Goal -
Type out all the records word for word. Any pictures are to be left out.

Records supplied -
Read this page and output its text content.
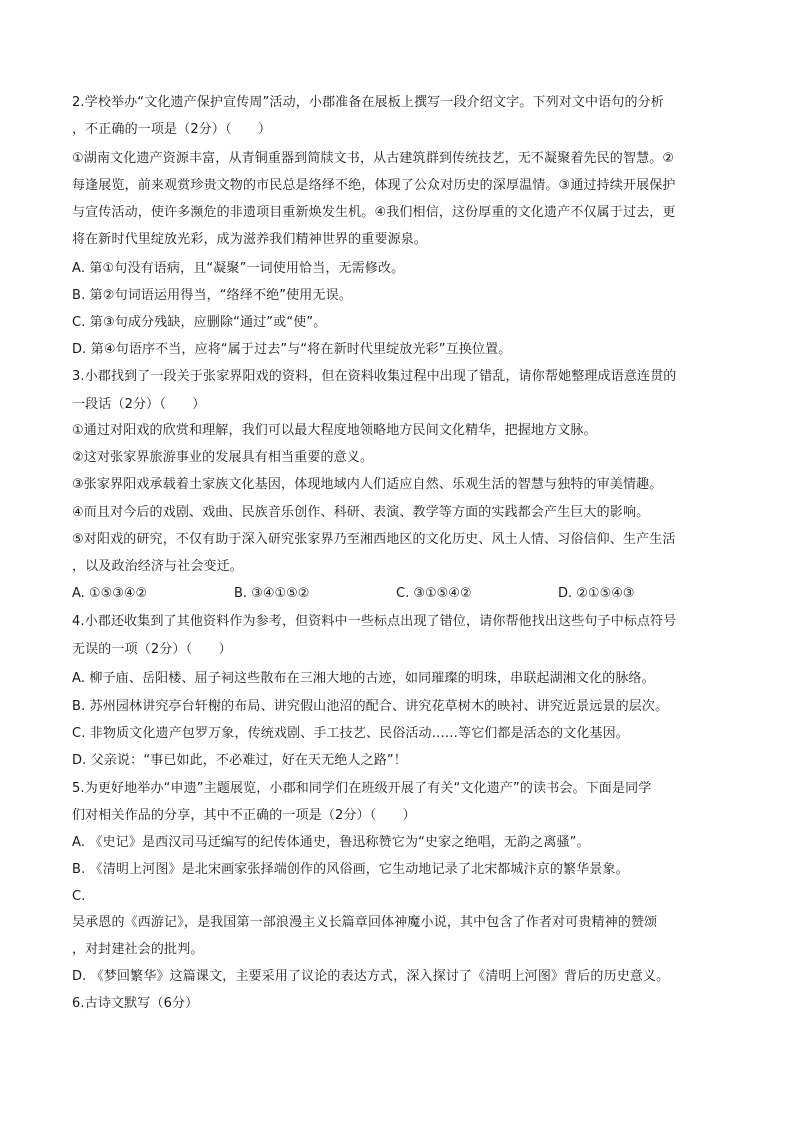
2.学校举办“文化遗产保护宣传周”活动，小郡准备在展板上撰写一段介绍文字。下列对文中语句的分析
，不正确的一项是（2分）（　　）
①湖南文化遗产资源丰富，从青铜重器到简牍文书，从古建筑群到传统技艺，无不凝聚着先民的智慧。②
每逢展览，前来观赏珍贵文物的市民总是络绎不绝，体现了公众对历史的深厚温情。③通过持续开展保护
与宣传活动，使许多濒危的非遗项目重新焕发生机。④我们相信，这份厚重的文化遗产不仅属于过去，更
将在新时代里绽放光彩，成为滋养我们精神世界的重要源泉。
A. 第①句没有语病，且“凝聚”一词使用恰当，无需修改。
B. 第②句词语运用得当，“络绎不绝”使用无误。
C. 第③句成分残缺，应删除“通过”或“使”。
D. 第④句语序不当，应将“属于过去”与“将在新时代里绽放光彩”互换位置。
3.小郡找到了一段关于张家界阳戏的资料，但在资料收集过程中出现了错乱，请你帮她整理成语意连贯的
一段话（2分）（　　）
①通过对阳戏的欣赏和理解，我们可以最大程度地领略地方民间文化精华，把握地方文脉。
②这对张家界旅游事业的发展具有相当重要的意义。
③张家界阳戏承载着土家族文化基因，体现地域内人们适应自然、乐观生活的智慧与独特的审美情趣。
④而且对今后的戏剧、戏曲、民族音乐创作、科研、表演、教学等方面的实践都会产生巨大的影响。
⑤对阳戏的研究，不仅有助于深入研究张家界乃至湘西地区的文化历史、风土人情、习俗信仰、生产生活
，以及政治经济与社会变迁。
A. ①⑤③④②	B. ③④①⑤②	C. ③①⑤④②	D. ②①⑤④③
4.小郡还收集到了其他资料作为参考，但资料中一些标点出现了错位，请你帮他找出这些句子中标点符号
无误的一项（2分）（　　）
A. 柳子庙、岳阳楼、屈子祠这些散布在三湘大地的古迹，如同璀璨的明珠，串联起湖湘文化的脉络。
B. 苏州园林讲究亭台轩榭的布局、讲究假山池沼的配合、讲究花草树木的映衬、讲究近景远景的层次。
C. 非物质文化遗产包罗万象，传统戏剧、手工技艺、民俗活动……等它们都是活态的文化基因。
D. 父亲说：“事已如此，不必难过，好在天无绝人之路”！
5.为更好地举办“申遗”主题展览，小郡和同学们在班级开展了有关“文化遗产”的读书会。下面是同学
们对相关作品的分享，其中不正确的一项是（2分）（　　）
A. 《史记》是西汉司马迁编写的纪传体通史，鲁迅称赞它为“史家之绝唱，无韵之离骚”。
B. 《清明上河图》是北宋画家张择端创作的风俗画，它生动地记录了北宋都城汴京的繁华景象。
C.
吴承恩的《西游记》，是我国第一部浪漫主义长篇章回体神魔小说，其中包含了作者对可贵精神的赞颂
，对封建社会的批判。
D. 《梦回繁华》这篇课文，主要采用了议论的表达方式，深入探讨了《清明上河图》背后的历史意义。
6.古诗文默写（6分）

Exercise response -
Read this page and output its text content.
2.学校举办“文化遗产保护宣传周”活动，小郡准备在展板上撰写一段介绍文字。下列对文中语句的分析
，不正确的一项是（2分）（　　）
①湖南文化遗产资源丰富，从青铜重器到简牍文书，从古建筑群到传统技艺，无不凝聚着先民的智慧。②
每逢展览，前来观赏珍贵文物的市民总是络绎不绝，体现了公众对历史的深厚温情。③通过持续开展保护
与宣传活动，使许多濒危的非遗项目重新焕发生机。④我们相信，这份厚重的文化遗产不仅属于过去，更
将在新时代里绽放光彩，成为滋养我们精神世界的重要源泉。
A. 第①句没有语病，且“凝聚”一词使用恰当，无需修改。
B. 第②句词语运用得当，“络绎不绝”使用无误。
C. 第③句成分残缺，应删除“通过”或“使”。
D. 第④句语序不当，应将“属于过去”与“将在新时代里绽放光彩”互换位置。
3.小郡找到了一段关于张家界阳戏的资料，但在资料收集过程中出现了错乱，请你帮她整理成语意连贯的
一段话（2分）（　　）
①通过对阳戏的欣赏和理解，我们可以最大程度地领略地方民间文化精华，把握地方文脉。
②这对张家界旅游事业的发展具有相当重要的意义。
③张家界阳戏承载着土家族文化基因，体现地域内人们适应自然、乐观生活的智慧与独特的审美情趣。
④而且对今后的戏剧、戏曲、民族音乐创作、科研、表演、教学等方面的实践都会产生巨大的影响。
⑤对阳戏的研究，不仅有助于深入研究张家界乃至湘西地区的文化历史、风土人情、习俗信仰、生产生活
，以及政治经济与社会变迁。
A. ①⑤③④②	B. ③④①⑤②	C. ③①⑤④②	D. ②①⑤④③
4.小郡还收集到了其他资料作为参考，但资料中一些标点出现了错位，请你帮他找出这些句子中标点符号
无误的一项（2分）（　　）
A. 柳子庙、岳阳楼、屈子祠这些散布在三湘大地的古迹，如同璀璨的明珠，串联起湖湘文化的脉络。
B. 苏州园林讲究亭台轩榭的布局、讲究假山池沼的配合、讲究花草树木的映衬、讲究近景远景的层次。
C. 非物质文化遗产包罗万象，传统戏剧、手工技艺、民俗活动……等它们都是活态的文化基因。
D. 父亲说：“事已如此，不必难过，好在天无绝人之路”！
5.为更好地举办“申遗”主题展览，小郡和同学们在班级开展了有关“文化遗产”的读书会。下面是同学
们对相关作品的分享，其中不正确的一项是（2分）（　　）
A. 《史记》是西汉司马迁编写的纪传体通史，鲁迅称赞它为“史家之绝唱，无韵之离骚”。
B. 《清明上河图》是北宋画家张择端创作的风俗画，它生动地记录了北宋都城汴京的繁华景象。
C.
吴承恩的《西游记》，是我国第一部浪漫主义长篇章回体神魔小说，其中包含了作者对可贵精神的赞颂
，对封建社会的批判。
D. 《梦回繁华》这篇课文，主要采用了议论的表达方式，深入探讨了《清明上河图》背后的历史意义。
6.古诗文默写（6分）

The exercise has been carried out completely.